_EXERCISE OBJECTIVE_
Scan the material for the word "this", and copy each line where it shows up.

## begin

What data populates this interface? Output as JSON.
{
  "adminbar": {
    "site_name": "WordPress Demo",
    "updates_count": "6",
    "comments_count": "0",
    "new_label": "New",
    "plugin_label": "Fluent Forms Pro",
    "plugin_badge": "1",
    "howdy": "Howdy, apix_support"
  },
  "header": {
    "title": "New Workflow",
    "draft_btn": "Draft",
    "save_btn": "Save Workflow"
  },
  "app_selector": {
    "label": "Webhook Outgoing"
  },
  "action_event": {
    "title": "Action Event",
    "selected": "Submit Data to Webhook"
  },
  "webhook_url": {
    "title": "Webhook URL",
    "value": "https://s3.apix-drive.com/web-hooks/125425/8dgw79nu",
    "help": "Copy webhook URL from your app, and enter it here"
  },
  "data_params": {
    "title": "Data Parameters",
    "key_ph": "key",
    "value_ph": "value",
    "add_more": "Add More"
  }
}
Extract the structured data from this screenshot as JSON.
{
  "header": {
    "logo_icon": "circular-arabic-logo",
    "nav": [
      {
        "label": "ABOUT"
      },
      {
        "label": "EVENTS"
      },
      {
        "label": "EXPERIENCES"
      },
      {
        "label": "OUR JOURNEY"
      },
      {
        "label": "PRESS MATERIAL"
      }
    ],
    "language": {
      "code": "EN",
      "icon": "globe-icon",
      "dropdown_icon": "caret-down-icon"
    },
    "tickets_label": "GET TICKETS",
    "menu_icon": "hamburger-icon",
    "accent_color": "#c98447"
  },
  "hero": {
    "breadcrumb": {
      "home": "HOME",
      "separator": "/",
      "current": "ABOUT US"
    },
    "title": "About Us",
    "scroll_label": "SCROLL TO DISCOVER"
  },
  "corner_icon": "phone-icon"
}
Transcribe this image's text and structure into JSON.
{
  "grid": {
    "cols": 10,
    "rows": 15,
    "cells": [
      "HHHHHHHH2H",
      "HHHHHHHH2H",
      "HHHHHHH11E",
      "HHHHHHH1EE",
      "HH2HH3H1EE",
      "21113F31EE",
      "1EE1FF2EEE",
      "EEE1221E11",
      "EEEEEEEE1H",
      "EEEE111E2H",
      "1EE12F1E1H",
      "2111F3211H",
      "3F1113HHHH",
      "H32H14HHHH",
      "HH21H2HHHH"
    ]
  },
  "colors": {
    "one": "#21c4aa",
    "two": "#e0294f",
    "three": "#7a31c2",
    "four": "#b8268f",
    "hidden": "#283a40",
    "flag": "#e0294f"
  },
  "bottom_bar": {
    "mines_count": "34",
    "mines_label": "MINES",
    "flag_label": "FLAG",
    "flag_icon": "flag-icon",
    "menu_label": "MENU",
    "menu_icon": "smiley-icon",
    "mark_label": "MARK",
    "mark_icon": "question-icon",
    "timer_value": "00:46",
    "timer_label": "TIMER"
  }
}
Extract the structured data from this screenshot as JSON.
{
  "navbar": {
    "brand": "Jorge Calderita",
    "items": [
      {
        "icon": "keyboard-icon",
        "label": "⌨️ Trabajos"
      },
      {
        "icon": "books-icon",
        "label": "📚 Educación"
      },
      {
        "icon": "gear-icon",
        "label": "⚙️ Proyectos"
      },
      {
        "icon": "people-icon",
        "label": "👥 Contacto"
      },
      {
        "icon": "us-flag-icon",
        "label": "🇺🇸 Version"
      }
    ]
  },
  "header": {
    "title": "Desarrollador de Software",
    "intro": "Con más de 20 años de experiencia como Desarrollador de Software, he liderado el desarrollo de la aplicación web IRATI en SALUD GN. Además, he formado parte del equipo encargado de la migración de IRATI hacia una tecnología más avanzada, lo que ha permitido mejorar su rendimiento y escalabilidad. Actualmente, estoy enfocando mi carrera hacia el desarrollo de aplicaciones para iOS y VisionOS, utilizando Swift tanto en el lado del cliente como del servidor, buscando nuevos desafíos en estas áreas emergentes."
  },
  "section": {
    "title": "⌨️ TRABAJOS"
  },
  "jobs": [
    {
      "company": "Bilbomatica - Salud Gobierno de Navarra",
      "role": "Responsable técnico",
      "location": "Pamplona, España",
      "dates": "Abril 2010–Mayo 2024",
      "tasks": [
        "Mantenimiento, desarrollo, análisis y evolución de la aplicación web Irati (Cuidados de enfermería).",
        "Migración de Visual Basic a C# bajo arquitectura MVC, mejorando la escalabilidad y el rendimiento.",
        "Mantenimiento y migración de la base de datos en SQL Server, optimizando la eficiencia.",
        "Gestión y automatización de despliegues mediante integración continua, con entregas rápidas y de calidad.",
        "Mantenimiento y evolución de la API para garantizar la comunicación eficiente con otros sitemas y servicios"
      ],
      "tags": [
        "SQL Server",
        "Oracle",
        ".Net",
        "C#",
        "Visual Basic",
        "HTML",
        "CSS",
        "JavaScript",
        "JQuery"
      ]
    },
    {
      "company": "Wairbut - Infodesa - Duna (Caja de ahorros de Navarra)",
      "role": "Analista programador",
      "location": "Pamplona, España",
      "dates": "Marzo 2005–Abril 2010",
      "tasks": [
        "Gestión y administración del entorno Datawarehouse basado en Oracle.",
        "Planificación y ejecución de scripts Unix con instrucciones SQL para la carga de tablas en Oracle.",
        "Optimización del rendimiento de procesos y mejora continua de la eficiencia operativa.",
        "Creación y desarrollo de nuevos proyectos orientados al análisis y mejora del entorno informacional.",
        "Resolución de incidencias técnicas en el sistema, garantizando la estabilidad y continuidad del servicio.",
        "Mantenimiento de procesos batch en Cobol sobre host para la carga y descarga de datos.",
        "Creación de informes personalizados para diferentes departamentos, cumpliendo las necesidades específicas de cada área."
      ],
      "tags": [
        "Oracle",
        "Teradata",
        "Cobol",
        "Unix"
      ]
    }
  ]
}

## end

_ANSWER FOR THE TASK_
What data populates this interface? Output as JSON.
Extract the structured data from this screenshot as JSON.
Transcribe this image's text and structure into JSON.
Extract the structured data from this screenshot as JSON.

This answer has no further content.